### Aim
Sort through the entries below and pull out lines containing the word "June".

====== Dataset excerpts

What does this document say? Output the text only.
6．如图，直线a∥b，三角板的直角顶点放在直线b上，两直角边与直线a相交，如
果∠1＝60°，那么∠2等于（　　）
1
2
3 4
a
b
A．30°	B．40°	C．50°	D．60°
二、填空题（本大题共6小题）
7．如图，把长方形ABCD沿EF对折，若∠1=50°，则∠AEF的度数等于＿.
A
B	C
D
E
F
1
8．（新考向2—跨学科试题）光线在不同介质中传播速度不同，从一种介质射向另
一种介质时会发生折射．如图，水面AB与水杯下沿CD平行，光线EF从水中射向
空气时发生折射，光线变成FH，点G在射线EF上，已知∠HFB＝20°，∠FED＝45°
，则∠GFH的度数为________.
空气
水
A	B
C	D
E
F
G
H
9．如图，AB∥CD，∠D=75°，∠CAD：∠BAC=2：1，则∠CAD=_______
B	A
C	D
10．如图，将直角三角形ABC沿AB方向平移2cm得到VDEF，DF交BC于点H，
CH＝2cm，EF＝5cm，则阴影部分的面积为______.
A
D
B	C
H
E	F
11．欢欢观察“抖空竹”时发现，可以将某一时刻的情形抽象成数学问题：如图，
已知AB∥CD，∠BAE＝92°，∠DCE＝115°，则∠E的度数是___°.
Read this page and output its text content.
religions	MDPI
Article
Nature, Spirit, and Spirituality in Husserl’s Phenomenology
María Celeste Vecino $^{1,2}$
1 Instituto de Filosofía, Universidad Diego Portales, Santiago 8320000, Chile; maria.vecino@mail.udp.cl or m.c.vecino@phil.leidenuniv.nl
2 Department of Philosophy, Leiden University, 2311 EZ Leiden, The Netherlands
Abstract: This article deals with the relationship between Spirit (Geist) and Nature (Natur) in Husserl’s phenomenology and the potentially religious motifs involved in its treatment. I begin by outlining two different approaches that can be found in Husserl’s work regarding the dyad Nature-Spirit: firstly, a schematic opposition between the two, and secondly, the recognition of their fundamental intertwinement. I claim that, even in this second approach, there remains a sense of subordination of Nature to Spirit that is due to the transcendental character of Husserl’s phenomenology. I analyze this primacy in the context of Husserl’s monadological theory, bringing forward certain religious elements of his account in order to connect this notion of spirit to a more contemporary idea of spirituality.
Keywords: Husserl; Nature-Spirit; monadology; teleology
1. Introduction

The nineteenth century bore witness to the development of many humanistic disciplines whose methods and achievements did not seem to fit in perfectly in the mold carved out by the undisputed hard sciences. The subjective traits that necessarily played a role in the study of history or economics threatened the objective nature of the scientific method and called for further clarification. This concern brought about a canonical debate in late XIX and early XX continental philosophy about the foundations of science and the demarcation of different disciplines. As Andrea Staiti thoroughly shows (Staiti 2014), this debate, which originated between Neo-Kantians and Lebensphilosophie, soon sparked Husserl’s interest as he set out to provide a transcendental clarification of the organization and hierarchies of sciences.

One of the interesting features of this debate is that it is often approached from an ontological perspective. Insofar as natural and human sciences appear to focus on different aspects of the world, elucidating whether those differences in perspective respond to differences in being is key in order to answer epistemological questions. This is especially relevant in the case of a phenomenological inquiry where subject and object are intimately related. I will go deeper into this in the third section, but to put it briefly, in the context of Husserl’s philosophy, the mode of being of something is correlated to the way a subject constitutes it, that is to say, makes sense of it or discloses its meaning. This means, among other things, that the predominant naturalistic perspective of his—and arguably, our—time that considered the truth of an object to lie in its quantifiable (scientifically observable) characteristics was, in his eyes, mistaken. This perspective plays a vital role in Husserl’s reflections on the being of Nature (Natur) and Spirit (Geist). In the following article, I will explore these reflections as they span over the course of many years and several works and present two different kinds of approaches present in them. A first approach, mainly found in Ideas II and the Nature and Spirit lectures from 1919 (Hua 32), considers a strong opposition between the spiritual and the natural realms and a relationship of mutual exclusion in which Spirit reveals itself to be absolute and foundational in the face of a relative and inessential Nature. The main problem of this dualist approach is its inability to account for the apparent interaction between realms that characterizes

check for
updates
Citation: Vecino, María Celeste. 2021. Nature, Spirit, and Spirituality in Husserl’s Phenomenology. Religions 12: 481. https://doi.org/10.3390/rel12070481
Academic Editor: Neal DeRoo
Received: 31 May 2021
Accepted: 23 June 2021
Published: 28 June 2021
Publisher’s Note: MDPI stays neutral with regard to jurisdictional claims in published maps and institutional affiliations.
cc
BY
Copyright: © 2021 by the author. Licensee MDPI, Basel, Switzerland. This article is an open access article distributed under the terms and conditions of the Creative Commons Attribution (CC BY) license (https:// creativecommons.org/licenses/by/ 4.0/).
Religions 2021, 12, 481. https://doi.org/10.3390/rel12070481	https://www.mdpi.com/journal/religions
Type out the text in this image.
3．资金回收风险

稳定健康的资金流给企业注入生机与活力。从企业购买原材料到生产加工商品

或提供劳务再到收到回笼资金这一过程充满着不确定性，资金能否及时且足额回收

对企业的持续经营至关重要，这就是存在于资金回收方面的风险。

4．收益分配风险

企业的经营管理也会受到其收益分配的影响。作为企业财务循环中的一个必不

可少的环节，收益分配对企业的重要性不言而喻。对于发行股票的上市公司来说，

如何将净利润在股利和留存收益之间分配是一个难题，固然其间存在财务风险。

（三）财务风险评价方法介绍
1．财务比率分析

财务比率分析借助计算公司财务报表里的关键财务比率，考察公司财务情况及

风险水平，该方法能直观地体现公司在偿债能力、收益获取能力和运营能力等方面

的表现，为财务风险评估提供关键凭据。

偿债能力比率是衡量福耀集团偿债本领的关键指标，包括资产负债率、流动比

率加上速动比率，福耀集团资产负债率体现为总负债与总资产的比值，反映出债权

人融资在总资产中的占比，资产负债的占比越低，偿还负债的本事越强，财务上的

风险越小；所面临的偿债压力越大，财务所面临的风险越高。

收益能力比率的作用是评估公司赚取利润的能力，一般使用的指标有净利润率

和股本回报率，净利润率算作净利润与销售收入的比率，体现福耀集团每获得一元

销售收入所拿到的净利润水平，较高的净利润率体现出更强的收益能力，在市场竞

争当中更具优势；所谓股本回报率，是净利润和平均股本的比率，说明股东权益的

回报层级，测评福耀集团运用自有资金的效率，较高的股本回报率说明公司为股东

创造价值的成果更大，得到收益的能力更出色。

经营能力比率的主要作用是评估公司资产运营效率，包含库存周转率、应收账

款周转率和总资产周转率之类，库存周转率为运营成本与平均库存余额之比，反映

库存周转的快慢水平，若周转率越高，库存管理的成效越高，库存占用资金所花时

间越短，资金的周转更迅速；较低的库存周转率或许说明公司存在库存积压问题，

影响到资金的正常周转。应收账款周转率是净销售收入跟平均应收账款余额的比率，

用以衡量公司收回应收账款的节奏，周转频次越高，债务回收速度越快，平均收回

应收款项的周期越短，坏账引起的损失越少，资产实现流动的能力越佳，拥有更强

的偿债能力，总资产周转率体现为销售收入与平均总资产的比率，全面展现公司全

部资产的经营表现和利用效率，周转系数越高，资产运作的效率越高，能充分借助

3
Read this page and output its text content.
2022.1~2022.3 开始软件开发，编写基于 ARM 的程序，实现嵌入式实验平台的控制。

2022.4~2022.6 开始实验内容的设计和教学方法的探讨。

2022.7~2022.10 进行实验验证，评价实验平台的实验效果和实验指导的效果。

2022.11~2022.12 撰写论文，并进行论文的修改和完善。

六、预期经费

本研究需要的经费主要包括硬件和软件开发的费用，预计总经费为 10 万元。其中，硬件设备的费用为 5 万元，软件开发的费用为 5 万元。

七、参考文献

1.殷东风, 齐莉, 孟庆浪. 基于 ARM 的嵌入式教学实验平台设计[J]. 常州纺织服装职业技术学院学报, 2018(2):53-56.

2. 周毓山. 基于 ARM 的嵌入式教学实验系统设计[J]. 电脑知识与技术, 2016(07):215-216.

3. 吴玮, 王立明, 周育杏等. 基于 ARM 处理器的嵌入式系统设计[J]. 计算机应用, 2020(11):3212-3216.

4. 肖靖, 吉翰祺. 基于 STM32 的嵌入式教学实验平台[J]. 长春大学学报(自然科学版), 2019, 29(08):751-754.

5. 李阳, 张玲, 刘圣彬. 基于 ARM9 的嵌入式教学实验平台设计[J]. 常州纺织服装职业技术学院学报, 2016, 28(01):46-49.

============

### Exercise output
Accepted: 23 June 2021
Published: 28 June 2021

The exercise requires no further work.